Report the number of lines where the string "title" occurs, and write nothing else.

:: Data records

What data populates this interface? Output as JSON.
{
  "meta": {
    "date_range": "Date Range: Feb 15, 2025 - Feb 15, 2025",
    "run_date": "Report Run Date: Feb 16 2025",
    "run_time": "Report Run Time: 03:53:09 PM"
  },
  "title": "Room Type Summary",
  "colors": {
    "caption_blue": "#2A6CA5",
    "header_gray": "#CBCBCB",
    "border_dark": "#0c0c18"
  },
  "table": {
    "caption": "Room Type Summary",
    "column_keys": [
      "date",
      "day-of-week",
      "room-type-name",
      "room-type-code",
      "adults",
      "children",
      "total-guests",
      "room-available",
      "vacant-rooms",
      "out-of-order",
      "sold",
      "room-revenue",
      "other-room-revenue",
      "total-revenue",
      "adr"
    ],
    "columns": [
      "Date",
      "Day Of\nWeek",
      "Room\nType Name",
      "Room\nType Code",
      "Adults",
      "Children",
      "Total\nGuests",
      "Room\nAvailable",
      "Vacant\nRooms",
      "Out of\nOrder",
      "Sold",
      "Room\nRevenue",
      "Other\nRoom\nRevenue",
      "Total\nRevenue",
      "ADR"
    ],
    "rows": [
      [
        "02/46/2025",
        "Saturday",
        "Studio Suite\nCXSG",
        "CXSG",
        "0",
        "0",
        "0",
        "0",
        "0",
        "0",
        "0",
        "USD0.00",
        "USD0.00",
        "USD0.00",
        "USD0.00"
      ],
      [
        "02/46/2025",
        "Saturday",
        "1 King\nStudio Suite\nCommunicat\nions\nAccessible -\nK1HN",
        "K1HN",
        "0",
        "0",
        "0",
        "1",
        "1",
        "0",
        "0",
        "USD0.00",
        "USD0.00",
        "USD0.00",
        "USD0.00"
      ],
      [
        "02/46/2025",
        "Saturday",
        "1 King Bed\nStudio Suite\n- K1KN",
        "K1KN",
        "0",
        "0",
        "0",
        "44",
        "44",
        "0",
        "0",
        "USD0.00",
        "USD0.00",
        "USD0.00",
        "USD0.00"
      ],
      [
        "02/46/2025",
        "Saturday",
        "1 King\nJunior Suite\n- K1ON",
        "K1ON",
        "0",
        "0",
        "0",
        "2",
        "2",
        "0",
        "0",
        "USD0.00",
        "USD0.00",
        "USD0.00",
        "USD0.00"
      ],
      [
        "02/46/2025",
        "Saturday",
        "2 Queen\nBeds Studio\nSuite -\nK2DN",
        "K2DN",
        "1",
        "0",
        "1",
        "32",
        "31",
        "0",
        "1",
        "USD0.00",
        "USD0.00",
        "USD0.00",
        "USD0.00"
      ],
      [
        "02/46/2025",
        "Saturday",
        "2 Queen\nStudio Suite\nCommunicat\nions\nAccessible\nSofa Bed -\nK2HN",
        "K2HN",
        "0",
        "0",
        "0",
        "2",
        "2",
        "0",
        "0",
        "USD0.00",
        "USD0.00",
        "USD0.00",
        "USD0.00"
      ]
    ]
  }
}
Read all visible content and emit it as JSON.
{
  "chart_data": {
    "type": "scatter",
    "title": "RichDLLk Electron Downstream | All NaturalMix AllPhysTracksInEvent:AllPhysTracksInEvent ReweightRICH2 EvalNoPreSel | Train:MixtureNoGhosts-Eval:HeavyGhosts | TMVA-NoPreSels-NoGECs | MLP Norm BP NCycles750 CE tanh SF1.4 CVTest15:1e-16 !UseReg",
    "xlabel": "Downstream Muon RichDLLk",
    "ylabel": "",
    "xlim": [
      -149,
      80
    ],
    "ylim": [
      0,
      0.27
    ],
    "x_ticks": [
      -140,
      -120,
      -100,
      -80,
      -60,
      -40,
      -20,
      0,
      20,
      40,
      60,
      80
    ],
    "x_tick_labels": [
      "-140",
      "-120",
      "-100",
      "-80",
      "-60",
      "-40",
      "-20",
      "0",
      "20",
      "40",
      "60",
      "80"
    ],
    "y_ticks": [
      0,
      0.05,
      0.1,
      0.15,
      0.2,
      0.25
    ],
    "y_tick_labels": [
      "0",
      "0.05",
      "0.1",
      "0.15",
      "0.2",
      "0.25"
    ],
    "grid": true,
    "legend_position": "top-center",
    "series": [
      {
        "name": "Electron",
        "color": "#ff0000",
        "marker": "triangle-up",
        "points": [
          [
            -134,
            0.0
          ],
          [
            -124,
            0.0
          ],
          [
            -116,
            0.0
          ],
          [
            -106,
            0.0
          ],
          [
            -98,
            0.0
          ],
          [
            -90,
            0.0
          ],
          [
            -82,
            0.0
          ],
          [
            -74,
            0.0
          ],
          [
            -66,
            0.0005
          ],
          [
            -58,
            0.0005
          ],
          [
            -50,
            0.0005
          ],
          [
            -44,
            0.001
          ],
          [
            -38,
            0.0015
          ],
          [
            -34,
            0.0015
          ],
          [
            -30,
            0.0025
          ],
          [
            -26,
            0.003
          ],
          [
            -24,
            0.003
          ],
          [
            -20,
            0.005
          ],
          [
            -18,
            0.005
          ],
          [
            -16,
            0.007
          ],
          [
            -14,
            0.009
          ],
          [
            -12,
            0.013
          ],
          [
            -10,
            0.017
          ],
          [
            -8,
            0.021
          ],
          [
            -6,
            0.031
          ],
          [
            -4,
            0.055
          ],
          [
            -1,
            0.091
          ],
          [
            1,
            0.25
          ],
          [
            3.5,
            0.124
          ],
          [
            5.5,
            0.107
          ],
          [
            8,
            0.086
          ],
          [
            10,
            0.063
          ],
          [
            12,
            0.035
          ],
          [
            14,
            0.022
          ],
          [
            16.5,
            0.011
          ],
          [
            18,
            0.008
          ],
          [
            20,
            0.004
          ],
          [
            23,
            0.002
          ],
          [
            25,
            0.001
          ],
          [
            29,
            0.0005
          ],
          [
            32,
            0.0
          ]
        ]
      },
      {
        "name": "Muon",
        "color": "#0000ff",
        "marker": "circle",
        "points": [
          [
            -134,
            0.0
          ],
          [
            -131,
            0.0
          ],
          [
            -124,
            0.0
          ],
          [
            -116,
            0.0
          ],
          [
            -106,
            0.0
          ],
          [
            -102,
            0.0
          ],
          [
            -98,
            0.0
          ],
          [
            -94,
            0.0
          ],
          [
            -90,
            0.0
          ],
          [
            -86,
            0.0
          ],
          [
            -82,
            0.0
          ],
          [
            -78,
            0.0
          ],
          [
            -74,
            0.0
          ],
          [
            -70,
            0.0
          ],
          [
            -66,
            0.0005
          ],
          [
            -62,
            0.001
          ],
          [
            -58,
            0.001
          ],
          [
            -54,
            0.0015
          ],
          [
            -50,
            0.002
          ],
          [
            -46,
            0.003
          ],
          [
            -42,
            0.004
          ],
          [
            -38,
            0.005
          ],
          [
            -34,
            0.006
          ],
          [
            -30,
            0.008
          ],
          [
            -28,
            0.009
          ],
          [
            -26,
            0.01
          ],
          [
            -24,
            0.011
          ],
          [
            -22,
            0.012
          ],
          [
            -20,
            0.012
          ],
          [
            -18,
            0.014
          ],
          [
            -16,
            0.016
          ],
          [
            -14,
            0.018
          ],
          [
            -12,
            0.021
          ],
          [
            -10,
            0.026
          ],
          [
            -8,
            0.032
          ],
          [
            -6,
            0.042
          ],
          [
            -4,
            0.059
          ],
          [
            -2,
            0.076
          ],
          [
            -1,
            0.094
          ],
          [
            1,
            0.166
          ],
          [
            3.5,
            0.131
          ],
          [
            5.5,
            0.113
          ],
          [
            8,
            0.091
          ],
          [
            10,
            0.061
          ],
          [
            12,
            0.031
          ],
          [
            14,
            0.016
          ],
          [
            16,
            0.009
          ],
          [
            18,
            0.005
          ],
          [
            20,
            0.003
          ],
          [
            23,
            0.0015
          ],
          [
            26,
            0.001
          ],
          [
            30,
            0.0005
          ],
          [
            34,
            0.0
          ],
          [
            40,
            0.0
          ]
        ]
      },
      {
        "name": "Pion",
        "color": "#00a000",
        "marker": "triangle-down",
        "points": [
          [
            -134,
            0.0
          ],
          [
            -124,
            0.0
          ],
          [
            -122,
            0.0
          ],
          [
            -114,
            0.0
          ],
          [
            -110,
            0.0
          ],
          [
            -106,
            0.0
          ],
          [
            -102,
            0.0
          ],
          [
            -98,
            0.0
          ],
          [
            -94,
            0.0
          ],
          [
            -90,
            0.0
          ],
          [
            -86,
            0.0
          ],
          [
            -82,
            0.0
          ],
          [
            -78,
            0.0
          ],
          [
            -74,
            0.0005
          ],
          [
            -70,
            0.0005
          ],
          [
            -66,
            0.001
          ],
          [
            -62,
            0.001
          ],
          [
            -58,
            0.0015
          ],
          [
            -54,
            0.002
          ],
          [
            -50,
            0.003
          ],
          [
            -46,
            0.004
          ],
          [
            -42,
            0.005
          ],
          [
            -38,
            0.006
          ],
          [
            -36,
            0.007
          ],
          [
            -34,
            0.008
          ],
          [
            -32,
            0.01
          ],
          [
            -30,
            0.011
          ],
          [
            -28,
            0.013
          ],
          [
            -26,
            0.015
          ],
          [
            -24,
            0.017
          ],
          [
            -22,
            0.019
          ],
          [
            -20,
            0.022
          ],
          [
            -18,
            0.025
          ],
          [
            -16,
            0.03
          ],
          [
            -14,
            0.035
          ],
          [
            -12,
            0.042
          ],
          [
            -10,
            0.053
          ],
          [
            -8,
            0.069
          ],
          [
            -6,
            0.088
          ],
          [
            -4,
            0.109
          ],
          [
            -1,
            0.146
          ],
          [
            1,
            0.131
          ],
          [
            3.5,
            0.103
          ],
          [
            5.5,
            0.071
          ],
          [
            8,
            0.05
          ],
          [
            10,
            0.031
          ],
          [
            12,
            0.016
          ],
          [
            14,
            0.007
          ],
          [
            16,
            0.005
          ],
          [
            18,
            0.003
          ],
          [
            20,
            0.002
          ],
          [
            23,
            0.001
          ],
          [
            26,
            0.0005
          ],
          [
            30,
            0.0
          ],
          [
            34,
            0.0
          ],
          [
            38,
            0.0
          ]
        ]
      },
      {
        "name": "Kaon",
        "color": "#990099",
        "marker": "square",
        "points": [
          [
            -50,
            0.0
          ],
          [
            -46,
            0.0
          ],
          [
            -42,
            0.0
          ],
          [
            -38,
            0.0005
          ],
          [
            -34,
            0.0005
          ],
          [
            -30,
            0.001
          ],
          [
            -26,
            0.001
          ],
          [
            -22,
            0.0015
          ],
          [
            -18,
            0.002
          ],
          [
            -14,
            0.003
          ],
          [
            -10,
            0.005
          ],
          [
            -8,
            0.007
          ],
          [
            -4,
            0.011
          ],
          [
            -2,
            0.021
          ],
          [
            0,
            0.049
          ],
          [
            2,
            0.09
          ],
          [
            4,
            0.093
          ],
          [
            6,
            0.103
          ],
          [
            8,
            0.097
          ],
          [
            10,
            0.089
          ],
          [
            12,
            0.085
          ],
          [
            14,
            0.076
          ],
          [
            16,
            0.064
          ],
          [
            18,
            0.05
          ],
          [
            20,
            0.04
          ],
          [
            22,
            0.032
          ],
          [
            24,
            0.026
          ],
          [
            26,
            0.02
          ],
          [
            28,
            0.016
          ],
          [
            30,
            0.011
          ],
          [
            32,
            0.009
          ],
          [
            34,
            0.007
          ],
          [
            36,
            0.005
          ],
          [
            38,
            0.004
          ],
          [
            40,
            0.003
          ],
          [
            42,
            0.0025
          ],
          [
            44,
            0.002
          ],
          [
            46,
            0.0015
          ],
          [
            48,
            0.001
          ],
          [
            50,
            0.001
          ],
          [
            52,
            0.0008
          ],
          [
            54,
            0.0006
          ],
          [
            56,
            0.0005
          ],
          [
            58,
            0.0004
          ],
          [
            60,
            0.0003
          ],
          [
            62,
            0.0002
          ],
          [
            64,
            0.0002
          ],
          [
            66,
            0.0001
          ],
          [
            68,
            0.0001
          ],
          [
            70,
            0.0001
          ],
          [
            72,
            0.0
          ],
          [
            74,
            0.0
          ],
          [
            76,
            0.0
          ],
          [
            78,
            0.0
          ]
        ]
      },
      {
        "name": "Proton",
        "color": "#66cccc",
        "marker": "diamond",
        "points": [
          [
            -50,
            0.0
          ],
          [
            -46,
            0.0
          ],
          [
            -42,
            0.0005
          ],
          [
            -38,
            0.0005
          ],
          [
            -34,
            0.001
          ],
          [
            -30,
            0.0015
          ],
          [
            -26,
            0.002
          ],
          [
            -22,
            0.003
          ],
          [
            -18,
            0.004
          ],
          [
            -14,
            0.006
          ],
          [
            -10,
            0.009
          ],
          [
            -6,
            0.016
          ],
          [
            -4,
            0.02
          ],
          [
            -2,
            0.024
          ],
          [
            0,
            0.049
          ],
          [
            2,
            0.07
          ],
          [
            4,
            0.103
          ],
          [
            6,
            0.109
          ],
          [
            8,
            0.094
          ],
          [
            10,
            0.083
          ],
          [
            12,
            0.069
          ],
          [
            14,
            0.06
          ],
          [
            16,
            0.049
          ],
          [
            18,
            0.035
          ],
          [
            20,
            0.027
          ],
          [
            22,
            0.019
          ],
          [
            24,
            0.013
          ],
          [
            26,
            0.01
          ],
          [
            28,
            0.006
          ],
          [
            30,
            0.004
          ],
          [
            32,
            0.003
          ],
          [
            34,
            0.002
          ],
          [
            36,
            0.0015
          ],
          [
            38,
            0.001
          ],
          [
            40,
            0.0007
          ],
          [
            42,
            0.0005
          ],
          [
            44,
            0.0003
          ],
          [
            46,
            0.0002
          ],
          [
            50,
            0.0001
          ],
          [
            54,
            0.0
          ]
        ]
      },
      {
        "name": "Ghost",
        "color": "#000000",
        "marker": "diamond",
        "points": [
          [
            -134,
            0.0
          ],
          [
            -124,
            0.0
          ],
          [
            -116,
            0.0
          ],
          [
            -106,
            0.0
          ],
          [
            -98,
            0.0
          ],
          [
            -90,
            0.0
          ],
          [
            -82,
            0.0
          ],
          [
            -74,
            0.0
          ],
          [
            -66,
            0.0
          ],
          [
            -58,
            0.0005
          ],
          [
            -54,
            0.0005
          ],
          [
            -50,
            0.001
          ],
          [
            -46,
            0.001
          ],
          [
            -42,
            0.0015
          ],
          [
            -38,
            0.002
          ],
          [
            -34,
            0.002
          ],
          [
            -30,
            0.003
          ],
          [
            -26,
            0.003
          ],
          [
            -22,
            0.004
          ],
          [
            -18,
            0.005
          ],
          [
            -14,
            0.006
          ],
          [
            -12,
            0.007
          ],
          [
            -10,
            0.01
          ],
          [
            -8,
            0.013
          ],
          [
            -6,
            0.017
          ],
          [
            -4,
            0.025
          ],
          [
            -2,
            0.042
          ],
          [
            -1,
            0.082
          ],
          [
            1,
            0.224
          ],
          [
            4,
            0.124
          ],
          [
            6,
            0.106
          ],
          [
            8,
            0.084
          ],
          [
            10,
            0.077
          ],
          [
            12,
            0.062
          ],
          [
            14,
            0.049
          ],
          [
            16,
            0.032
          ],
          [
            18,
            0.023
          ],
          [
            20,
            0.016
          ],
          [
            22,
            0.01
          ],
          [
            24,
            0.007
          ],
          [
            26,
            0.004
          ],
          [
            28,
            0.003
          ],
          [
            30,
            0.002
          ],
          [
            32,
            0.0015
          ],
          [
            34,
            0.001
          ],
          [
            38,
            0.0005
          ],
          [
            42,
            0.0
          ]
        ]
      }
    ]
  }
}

::::

* Output for this task:
2